Filler content with velocity

A review that originally appeared in The Third Alternative #31:-

Steve Aylett
Gollancz pb, 131pp, £9.99

This slim volume is billed as ‘Accomplice Book 2’, Accomplice being the name of the city in which the action takes place, so it’s a series then and yes there’s a map inside the front cover, showing that even avant-garde writers such as Aylett must sometimes conform to genre conventions. Of course the packaging could simply be artifice, an ironic commentary on said conventions, but if so then I’m not particularly amused as the end result, assuming it only goes to trilogy length and the third volume has a commensurate page count, is that the reader pays £30 for a 400pp paperback. The fact that some of the text satirises marketing and vile commercial opportunists only rubs salt in the wound.

DATASET RECORDS -
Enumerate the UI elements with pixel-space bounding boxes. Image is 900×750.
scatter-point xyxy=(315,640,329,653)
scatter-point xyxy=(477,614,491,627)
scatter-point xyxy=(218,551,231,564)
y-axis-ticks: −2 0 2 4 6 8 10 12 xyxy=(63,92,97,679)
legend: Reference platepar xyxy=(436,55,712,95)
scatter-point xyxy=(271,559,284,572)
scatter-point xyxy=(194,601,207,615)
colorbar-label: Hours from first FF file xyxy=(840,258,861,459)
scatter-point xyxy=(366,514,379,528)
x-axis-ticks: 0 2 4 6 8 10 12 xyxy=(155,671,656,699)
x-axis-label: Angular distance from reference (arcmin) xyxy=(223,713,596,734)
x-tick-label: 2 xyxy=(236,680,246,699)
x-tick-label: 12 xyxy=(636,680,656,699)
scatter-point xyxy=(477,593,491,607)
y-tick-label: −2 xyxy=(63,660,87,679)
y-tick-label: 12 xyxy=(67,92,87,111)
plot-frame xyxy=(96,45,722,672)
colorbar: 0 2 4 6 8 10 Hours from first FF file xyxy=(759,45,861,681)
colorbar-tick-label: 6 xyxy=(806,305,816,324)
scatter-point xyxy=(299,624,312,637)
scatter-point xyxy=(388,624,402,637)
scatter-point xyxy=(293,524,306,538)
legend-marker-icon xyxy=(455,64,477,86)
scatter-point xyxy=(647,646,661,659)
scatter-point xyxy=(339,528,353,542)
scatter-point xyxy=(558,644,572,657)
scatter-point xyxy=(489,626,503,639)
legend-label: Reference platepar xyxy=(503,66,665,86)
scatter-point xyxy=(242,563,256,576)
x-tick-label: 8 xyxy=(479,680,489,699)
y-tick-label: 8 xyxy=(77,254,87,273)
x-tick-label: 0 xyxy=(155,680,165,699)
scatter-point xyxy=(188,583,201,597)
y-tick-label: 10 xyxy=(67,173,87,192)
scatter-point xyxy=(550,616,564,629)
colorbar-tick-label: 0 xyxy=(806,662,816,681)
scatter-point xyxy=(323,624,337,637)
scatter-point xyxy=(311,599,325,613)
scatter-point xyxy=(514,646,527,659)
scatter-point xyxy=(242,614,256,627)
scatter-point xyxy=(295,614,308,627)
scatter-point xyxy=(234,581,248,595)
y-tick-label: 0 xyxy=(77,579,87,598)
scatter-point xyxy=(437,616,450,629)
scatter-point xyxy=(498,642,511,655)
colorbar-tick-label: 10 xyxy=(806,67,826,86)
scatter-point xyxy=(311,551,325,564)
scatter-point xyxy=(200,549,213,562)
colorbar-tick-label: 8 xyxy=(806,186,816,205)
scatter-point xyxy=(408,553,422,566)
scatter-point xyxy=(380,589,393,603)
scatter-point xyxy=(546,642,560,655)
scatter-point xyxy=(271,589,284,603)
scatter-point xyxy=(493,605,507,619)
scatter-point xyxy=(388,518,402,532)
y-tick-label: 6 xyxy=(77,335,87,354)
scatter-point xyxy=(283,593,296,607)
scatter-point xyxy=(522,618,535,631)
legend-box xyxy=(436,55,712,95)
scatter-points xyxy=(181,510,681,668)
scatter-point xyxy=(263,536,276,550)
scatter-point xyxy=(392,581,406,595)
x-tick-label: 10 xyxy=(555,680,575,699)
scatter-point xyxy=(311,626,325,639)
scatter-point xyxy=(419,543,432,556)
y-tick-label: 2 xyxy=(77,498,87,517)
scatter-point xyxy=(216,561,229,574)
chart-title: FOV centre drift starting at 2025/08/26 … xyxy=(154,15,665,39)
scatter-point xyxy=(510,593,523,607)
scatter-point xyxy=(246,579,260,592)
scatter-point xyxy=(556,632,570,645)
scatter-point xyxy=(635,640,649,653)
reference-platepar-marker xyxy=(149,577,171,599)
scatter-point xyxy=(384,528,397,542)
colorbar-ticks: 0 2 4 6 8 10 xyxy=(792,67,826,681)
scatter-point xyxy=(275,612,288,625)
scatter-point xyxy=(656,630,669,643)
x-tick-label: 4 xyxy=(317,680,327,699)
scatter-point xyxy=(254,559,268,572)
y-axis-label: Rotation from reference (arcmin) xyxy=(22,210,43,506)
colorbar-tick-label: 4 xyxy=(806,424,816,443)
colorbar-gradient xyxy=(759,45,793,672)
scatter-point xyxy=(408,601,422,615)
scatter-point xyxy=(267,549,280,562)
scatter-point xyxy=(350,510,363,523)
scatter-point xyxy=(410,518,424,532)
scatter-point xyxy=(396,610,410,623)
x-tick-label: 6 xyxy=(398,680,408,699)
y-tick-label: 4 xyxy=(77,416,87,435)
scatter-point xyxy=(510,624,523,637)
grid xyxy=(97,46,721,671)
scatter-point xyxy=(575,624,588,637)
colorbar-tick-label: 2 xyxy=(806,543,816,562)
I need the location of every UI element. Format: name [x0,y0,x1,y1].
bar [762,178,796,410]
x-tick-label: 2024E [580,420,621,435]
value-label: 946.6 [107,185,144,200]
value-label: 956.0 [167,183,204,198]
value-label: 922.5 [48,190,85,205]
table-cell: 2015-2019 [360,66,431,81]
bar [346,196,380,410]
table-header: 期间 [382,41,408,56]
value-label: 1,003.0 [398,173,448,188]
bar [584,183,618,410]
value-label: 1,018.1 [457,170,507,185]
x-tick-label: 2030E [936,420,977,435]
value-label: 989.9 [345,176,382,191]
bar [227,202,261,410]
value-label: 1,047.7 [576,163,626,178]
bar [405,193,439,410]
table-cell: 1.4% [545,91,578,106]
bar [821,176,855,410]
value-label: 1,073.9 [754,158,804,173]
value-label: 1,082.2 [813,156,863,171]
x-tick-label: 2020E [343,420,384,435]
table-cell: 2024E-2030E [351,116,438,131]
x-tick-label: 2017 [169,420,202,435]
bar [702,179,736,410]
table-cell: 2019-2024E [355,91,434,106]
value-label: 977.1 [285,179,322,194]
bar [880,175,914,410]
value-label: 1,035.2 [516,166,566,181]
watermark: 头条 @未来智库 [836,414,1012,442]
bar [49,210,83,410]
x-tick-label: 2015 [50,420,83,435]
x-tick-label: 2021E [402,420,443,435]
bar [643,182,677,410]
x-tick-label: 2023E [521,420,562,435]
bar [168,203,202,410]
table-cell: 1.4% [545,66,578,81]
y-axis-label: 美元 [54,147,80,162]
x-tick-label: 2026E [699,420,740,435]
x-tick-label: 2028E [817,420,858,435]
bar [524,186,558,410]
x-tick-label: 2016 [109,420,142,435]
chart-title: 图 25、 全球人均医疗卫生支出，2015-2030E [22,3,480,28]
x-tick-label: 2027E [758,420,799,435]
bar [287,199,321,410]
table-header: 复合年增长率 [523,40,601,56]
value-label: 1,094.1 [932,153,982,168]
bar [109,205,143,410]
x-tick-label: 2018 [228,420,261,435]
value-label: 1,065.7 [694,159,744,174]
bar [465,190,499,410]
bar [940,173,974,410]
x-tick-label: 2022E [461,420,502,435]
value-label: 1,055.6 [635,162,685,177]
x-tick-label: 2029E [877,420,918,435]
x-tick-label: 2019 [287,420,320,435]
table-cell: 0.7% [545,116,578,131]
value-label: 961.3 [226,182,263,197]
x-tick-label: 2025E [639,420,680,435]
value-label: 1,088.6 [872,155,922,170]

PROBLEMS -
• 1. Transcribe the book review's passage that begins with the words "Filler content with velocity" and ends with "in the wound.".
• 2. Restate word for word the lines of the records from the first one through the line containing "scatter-point xyxy=(388,624,402,637)", including both.
The book review and the records have no connection to each other.

SOLUTION LIST -
• 1.
Filler content with velocity

A review that originally appeared in The Third Alternative #31:-

Steve Aylett
Gollancz pb, 131pp, £9.99

This slim volume is billed as ‘Accomplice Book 2’, Accomplice being the name of the city in which the action takes place, so it’s a series then and yes there’s a map inside the front cover, showing that even avant-garde writers such as Aylett must sometimes conform to genre conventions. Of course the packaging could simply be artifice, an ironic commentary on said conventions, but if so then I’m not particularly amused as the end result, assuming it only goes to trilogy length and the third volume has a commensurate page count, is that the reader pays £30 for a 400pp paperback. The fact that some of the text satirises marketing and vile commercial opportunists only rubs salt in the wound.

• 2.
Enumerate the UI elements with pixel-space bounding boxes. Image is 900×750.
scatter-point xyxy=(315,640,329,653)
scatter-point xyxy=(477,614,491,627)
scatter-point xyxy=(218,551,231,564)
y-axis-ticks: −2 0 2 4 6 8 10 12 xyxy=(63,92,97,679)
legend: Reference platepar xyxy=(436,55,712,95)
scatter-point xyxy=(271,559,284,572)
scatter-point xyxy=(194,601,207,615)
colorbar-label: Hours from first FF file xyxy=(840,258,861,459)
scatter-point xyxy=(366,514,379,528)
x-axis-ticks: 0 2 4 6 8 10 12 xyxy=(155,671,656,699)
x-axis-label: Angular distance from reference (arcmin) xyxy=(223,713,596,734)
x-tick-label: 2 xyxy=(236,680,246,699)
x-tick-label: 12 xyxy=(636,680,656,699)
scatter-point xyxy=(477,593,491,607)
y-tick-label: −2 xyxy=(63,660,87,679)
y-tick-label: 12 xyxy=(67,92,87,111)
plot-frame xyxy=(96,45,722,672)
colorbar: 0 2 4 6 8 10 Hours from first FF file xyxy=(759,45,861,681)
colorbar-tick-label: 6 xyxy=(806,305,816,324)
scatter-point xyxy=(299,624,312,637)
scatter-point xyxy=(388,624,402,637)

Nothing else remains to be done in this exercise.